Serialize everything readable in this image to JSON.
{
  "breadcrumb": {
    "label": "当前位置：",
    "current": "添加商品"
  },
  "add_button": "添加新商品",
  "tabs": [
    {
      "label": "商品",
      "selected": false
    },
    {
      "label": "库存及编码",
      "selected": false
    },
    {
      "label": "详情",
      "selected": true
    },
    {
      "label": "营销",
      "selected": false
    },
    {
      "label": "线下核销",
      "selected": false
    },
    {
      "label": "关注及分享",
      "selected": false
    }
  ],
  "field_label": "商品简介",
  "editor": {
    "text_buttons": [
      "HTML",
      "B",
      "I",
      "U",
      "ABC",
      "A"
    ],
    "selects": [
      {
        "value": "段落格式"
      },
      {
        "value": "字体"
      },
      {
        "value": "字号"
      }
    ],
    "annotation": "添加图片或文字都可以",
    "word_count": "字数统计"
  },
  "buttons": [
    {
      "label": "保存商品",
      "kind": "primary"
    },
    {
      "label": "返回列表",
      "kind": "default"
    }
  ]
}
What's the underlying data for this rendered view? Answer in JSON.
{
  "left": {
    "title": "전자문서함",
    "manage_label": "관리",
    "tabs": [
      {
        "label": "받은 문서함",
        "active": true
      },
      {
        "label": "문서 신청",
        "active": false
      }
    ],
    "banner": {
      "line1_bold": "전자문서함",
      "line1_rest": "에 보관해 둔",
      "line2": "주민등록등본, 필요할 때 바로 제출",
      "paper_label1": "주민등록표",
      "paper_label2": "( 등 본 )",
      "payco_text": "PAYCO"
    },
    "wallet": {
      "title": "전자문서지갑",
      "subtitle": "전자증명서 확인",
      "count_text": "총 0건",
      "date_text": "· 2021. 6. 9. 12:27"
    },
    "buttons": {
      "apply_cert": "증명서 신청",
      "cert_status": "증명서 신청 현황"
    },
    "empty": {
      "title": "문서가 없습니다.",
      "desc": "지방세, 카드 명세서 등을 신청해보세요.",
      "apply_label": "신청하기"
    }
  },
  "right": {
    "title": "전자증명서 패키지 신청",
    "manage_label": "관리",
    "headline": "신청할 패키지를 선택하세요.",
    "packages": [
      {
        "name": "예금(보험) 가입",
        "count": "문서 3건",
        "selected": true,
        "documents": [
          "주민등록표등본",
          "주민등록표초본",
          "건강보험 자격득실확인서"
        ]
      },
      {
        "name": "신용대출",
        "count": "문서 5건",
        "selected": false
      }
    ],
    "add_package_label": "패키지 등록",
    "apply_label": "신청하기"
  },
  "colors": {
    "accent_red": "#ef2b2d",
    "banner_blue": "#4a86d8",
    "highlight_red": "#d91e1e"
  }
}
::::::
Short problem: Type the material above out again, exactly.

Answer to the exercise:
Serialize everything readable in this image to JSON.
{
  "breadcrumb": {
    "label": "当前位置：",
    "current": "添加商品"
  },
  "add_button": "添加新商品",
  "tabs": [
    {
      "label": "商品",
      "selected": false
    },
    {
      "label": "库存及编码",
      "selected": false
    },
    {
      "label": "详情",
      "selected": true
    },
    {
      "label": "营销",
      "selected": false
    },
    {
      "label": "线下核销",
      "selected": false
    },
    {
      "label": "关注及分享",
      "selected": false
    }
  ],
  "field_label": "商品简介",
  "editor": {
    "text_buttons": [
      "HTML",
      "B",
      "I",
      "U",
      "ABC",
      "A"
    ],
    "selects": [
      {
        "value": "段落格式"
      },
      {
        "value": "字体"
      },
      {
        "value": "字号"
      }
    ],
    "annotation": "添加图片或文字都可以",
    "word_count": "字数统计"
  },
  "buttons": [
    {
      "label": "保存商品",
      "kind": "primary"
    },
    {
      "label": "返回列表",
      "kind": "default"
    }
  ]
}
What's the underlying data for this rendered view? Answer in JSON.
{
  "left": {
    "title": "전자문서함",
    "manage_label": "관리",
    "tabs": [
      {
        "label": "받은 문서함",
        "active": true
      },
      {
        "label": "문서 신청",
        "active": false
      }
    ],
    "banner": {
      "line1_bold": "전자문서함",
      "line1_rest": "에 보관해 둔",
      "line2": "주민등록등본, 필요할 때 바로 제출",
      "paper_label1": "주민등록표",
      "paper_label2": "( 등 본 )",
      "payco_text": "PAYCO"
    },
    "wallet": {
      "title": "전자문서지갑",
      "subtitle": "전자증명서 확인",
      "count_text": "총 0건",
      "date_text": "· 2021. 6. 9. 12:27"
    },
    "buttons": {
      "apply_cert": "증명서 신청",
      "cert_status": "증명서 신청 현황"
    },
    "empty": {
      "title": "문서가 없습니다.",
      "desc": "지방세, 카드 명세서 등을 신청해보세요.",
      "apply_label": "신청하기"
    }
  },
  "right": {
    "title": "전자증명서 패키지 신청",
    "manage_label": "관리",
    "headline": "신청할 패키지를 선택하세요.",
    "packages": [
      {
        "name": "예금(보험) 가입",
        "count": "문서 3건",
        "selected": true,
        "documents": [
          "주민등록표등본",
          "주민등록표초본",
          "건강보험 자격득실확인서"
        ]
      },
      {
        "name": "신용대출",
        "count": "문서 5건",
        "selected": false
      }
    ],
    "add_package_label": "패키지 등록",
    "apply_label": "신청하기"
  },
  "colors": {
    "accent_red": "#ef2b2d",
    "banner_blue": "#4a86d8",
    "highlight_red": "#d91e1e"
  }
}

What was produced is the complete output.